- _Your objective_:
Gather up every line that includes the string "Contact".
— START Extracted data —
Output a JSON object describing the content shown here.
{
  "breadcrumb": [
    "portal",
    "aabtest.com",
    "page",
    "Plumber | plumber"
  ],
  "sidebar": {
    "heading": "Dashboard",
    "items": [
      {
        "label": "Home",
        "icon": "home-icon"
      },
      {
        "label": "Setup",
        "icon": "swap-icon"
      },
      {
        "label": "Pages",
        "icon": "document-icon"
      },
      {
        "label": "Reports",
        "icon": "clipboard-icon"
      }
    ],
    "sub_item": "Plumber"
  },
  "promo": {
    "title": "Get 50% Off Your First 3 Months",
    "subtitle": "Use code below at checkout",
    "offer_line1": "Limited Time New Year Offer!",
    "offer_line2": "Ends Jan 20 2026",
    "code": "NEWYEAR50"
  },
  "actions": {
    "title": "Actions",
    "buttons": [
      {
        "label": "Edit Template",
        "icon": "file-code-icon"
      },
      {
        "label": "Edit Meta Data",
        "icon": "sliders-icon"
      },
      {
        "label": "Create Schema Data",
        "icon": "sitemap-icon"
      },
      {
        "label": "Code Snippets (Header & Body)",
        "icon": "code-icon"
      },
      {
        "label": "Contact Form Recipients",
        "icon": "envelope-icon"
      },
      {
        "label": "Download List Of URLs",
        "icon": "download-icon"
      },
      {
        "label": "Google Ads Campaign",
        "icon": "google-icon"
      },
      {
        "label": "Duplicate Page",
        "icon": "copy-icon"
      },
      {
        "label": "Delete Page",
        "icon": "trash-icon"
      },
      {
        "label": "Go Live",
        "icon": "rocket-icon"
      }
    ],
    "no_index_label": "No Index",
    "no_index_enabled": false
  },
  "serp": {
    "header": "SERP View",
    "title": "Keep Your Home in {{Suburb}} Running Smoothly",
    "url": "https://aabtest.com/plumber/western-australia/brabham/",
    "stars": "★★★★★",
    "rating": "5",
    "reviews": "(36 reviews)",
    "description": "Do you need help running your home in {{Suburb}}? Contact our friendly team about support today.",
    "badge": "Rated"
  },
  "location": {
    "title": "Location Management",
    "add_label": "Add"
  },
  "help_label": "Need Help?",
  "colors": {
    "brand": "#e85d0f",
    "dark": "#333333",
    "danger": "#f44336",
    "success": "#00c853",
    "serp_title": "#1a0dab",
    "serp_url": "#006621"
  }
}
— END Extracted data —
- _Written response_:
        "label": "Contact Form Recipients",
    "description": "Do you need help running your home in {{Suburb}}? Contact our friendly team about support today.",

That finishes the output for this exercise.